— start Listed records —
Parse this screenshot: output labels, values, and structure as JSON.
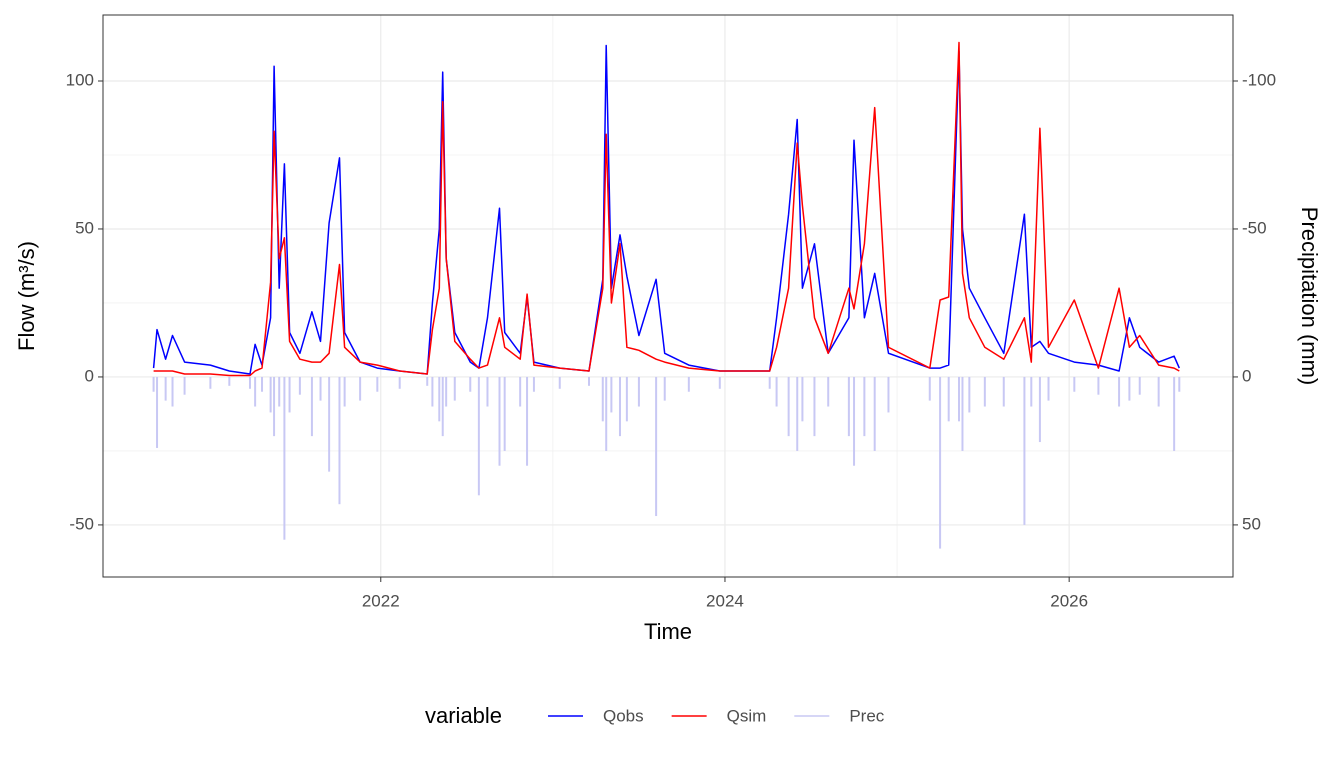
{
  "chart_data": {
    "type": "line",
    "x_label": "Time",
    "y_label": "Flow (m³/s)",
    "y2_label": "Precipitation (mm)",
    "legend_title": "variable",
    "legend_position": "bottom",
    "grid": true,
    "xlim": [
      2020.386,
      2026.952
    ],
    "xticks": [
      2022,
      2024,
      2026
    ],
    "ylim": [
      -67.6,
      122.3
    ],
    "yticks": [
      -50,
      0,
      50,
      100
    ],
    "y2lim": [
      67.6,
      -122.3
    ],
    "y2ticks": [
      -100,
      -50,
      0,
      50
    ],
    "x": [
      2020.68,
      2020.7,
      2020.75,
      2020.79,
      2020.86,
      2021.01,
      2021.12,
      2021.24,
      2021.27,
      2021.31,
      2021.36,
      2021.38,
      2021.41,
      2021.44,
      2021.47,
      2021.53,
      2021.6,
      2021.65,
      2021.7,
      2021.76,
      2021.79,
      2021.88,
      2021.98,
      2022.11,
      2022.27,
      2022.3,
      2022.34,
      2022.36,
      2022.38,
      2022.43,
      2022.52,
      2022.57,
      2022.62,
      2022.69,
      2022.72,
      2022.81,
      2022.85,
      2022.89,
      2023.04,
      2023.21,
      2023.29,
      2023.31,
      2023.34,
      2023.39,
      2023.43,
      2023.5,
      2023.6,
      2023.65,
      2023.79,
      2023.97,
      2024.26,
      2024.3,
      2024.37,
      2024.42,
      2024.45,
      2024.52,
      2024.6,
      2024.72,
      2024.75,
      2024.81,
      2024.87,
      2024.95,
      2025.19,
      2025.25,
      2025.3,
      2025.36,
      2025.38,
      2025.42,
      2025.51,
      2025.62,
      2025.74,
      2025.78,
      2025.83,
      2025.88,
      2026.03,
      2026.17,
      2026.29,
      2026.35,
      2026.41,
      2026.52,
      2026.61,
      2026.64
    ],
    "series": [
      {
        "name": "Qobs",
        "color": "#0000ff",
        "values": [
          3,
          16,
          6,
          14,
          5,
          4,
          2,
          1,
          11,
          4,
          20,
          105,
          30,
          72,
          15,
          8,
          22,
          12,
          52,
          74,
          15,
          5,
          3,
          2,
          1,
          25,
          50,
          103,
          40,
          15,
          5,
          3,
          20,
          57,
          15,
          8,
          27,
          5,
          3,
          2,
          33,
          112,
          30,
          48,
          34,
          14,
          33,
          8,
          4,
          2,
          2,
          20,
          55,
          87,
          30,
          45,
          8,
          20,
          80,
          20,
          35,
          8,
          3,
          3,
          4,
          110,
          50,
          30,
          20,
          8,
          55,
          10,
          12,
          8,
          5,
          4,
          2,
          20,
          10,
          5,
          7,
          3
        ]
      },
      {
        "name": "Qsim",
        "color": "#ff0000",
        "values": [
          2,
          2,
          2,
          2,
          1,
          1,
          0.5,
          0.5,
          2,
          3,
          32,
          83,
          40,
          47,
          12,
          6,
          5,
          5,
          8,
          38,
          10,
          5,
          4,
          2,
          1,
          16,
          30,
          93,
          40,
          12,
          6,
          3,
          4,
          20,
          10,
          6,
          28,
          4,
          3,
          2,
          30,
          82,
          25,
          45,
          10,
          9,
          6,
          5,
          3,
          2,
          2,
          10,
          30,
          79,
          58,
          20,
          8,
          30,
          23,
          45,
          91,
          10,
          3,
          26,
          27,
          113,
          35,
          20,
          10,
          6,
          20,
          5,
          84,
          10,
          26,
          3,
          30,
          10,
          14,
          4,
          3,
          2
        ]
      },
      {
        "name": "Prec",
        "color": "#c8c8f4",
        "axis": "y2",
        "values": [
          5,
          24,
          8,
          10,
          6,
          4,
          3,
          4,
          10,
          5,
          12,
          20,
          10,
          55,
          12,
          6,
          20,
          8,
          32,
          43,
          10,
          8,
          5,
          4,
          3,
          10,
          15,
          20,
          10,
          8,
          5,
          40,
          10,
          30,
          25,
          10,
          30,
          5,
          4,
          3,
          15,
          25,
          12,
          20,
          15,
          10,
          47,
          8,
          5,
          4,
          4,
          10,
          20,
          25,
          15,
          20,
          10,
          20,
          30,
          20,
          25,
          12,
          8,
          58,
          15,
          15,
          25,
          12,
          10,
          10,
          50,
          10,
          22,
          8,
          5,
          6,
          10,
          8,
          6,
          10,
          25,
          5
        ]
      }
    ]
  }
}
— end Listed records —
**Your objective:**
Repeat the data in full and exactly. Omit pictures.

**Complete answer:**
Parse this screenshot: output labels, values, and structure as JSON.
{
  "chart_data": {
    "type": "line",
    "x_label": "Time",
    "y_label": "Flow (m³/s)",
    "y2_label": "Precipitation (mm)",
    "legend_title": "variable",
    "legend_position": "bottom",
    "grid": true,
    "xlim": [
      2020.386,
      2026.952
    ],
    "xticks": [
      2022,
      2024,
      2026
    ],
    "ylim": [
      -67.6,
      122.3
    ],
    "yticks": [
      -50,
      0,
      50,
      100
    ],
    "y2lim": [
      67.6,
      -122.3
    ],
    "y2ticks": [
      -100,
      -50,
      0,
      50
    ],
    "x": [
      2020.68,
      2020.7,
      2020.75,
      2020.79,
      2020.86,
      2021.01,
      2021.12,
      2021.24,
      2021.27,
      2021.31,
      2021.36,
      2021.38,
      2021.41,
      2021.44,
      2021.47,
      2021.53,
      2021.6,
      2021.65,
      2021.7,
      2021.76,
      2021.79,
      2021.88,
      2021.98,
      2022.11,
      2022.27,
      2022.3,
      2022.34,
      2022.36,
      2022.38,
      2022.43,
      2022.52,
      2022.57,
      2022.62,
      2022.69,
      2022.72,
      2022.81,
      2022.85,
      2022.89,
      2023.04,
      2023.21,
      2023.29,
      2023.31,
      2023.34,
      2023.39,
      2023.43,
      2023.5,
      2023.6,
      2023.65,
      2023.79,
      2023.97,
      2024.26,
      2024.3,
      2024.37,
      2024.42,
      2024.45,
      2024.52,
      2024.6,
      2024.72,
      2024.75,
      2024.81,
      2024.87,
      2024.95,
      2025.19,
      2025.25,
      2025.3,
      2025.36,
      2025.38,
      2025.42,
      2025.51,
      2025.62,
      2025.74,
      2025.78,
      2025.83,
      2025.88,
      2026.03,
      2026.17,
      2026.29,
      2026.35,
      2026.41,
      2026.52,
      2026.61,
      2026.64
    ],
    "series": [
      {
        "name": "Qobs",
        "color": "#0000ff",
        "values": [
          3,
          16,
          6,
          14,
          5,
          4,
          2,
          1,
          11,
          4,
          20,
          105,
          30,
          72,
          15,
          8,
          22,
          12,
          52,
          74,
          15,
          5,
          3,
          2,
          1,
          25,
          50,
          103,
          40,
          15,
          5,
          3,
          20,
          57,
          15,
          8,
          27,
          5,
          3,
          2,
          33,
          112,
          30,
          48,
          34,
          14,
          33,
          8,
          4,
          2,
          2,
          20,
          55,
          87,
          30,
          45,
          8,
          20,
          80,
          20,
          35,
          8,
          3,
          3,
          4,
          110,
          50,
          30,
          20,
          8,
          55,
          10,
          12,
          8,
          5,
          4,
          2,
          20,
          10,
          5,
          7,
          3
        ]
      },
      {
        "name": "Qsim",
        "color": "#ff0000",
        "values": [
          2,
          2,
          2,
          2,
          1,
          1,
          0.5,
          0.5,
          2,
          3,
          32,
          83,
          40,
          47,
          12,
          6,
          5,
          5,
          8,
          38,
          10,
          5,
          4,
          2,
          1,
          16,
          30,
          93,
          40,
          12,
          6,
          3,
          4,
          20,
          10,
          6,
          28,
          4,
          3,
          2,
          30,
          82,
          25,
          45,
          10,
          9,
          6,
          5,
          3,
          2,
          2,
          10,
          30,
          79,
          58,
          20,
          8,
          30,
          23,
          45,
          91,
          10,
          3,
          26,
          27,
          113,
          35,
          20,
          10,
          6,
          20,
          5,
          84,
          10,
          26,
          3,
          30,
          10,
          14,
          4,
          3,
          2
        ]
      },
      {
        "name": "Prec",
        "color": "#c8c8f4",
        "axis": "y2",
        "values": [
          5,
          24,
          8,
          10,
          6,
          4,
          3,
          4,
          10,
          5,
          12,
          20,
          10,
          55,
          12,
          6,
          20,
          8,
          32,
          43,
          10,
          8,
          5,
          4,
          3,
          10,
          15,
          20,
          10,
          8,
          5,
          40,
          10,
          30,
          25,
          10,
          30,
          5,
          4,
          3,
          15,
          25,
          12,
          20,
          15,
          10,
          47,
          8,
          5,
          4,
          4,
          10,
          20,
          25,
          15,
          20,
          10,
          20,
          30,
          20,
          25,
          12,
          8,
          58,
          15,
          15,
          25,
          12,
          10,
          10,
          50,
          10,
          22,
          8,
          5,
          6,
          10,
          8,
          6,
          10,
          25,
          5
        ]
      }
    ]
  }
}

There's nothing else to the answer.